Task details: All records should be reproduced verbatim.
**** Source material
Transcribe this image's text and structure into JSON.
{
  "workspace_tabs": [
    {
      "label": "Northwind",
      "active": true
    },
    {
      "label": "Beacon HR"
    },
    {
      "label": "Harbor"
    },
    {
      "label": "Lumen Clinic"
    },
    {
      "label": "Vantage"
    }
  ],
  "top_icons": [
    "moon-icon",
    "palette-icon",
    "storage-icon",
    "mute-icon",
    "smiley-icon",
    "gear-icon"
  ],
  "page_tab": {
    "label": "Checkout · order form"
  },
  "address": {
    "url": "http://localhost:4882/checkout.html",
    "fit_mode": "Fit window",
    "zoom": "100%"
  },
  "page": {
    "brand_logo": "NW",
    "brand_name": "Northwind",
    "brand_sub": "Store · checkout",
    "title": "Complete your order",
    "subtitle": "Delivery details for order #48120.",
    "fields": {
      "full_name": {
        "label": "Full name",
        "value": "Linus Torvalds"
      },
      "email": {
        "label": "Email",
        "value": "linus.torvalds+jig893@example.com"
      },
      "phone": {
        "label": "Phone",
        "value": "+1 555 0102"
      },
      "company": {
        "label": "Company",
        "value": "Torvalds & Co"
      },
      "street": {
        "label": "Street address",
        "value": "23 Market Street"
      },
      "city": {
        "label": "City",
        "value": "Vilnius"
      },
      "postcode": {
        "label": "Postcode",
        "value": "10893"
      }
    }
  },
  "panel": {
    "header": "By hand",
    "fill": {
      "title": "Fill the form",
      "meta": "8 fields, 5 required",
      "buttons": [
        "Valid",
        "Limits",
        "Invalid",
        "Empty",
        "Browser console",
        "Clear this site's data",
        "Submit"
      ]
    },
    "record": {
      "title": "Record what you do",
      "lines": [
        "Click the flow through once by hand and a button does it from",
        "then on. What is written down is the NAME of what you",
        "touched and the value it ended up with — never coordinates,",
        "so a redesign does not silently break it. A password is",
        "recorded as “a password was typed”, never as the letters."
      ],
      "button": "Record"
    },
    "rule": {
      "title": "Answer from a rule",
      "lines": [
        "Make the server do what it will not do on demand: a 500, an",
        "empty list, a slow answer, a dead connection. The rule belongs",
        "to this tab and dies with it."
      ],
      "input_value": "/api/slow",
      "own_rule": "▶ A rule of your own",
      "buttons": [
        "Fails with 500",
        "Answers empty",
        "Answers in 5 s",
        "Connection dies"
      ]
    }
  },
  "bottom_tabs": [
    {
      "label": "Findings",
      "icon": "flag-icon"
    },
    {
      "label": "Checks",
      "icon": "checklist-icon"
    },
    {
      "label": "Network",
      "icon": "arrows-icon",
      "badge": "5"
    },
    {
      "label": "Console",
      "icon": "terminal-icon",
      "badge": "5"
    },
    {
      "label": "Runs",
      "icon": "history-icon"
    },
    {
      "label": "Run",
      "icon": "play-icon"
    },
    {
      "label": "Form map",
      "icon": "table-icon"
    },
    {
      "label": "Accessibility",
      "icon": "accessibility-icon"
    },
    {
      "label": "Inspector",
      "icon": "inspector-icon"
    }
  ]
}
********
Result:
Transcribe this image's text and structure into JSON.
{
  "workspace_tabs": [
    {
      "label": "Northwind",
      "active": true
    },
    {
      "label": "Beacon HR"
    },
    {
      "label": "Harbor"
    },
    {
      "label": "Lumen Clinic"
    },
    {
      "label": "Vantage"
    }
  ],
  "top_icons": [
    "moon-icon",
    "palette-icon",
    "storage-icon",
    "mute-icon",
    "smiley-icon",
    "gear-icon"
  ],
  "page_tab": {
    "label": "Checkout · order form"
  },
  "address": {
    "url": "http://localhost:4882/checkout.html",
    "fit_mode": "Fit window",
    "zoom": "100%"
  },
  "page": {
    "brand_logo": "NW",
    "brand_name": "Northwind",
    "brand_sub": "Store · checkout",
    "title": "Complete your order",
    "subtitle": "Delivery details for order #48120.",
    "fields": {
      "full_name": {
        "label": "Full name",
        "value": "Linus Torvalds"
      },
      "email": {
        "label": "Email",
        "value": "linus.torvalds+jig893@example.com"
      },
      "phone": {
        "label": "Phone",
        "value": "+1 555 0102"
      },
      "company": {
        "label": "Company",
        "value": "Torvalds & Co"
      },
      "street": {
        "label": "Street address",
        "value": "23 Market Street"
      },
      "city": {
        "label": "City",
        "value": "Vilnius"
      },
      "postcode": {
        "label": "Postcode",
        "value": "10893"
      }
    }
  },
  "panel": {
    "header": "By hand",
    "fill": {
      "title": "Fill the form",
      "meta": "8 fields, 5 required",
      "buttons": [
        "Valid",
        "Limits",
        "Invalid",
        "Empty",
        "Browser console",
        "Clear this site's data",
        "Submit"
      ]
    },
    "record": {
      "title": "Record what you do",
      "lines": [
        "Click the flow through once by hand and a button does it from",
        "then on. What is written down is the NAME of what you",
        "touched and the value it ended up with — never coordinates,",
        "so a redesign does not silently break it. A password is",
        "recorded as “a password was typed”, never as the letters."
      ],
      "button": "Record"
    },
    "rule": {
      "title": "Answer from a rule",
      "lines": [
        "Make the server do what it will not do on demand: a 500, an",
        "empty list, a slow answer, a dead connection. The rule belongs",
        "to this tab and dies with it."
      ],
      "input_value": "/api/slow",
      "own_rule": "▶ A rule of your own",
      "buttons": [
        "Fails with 500",
        "Answers empty",
        "Answers in 5 s",
        "Connection dies"
      ]
    }
  },
  "bottom_tabs": [
    {
      "label": "Findings",
      "icon": "flag-icon"
    },
    {
      "label": "Checks",
      "icon": "checklist-icon"
    },
    {
      "label": "Network",
      "icon": "arrows-icon",
      "badge": "5"
    },
    {
      "label": "Console",
      "icon": "terminal-icon",
      "badge": "5"
    },
    {
      "label": "Runs",
      "icon": "history-icon"
    },
    {
      "label": "Run",
      "icon": "play-icon"
    },
    {
      "label": "Form map",
      "icon": "table-icon"
    },
    {
      "label": "Accessibility",
      "icon": "accessibility-icon"
    },
    {
      "label": "Inspector",
      "icon": "inspector-icon"
    }
  ]
}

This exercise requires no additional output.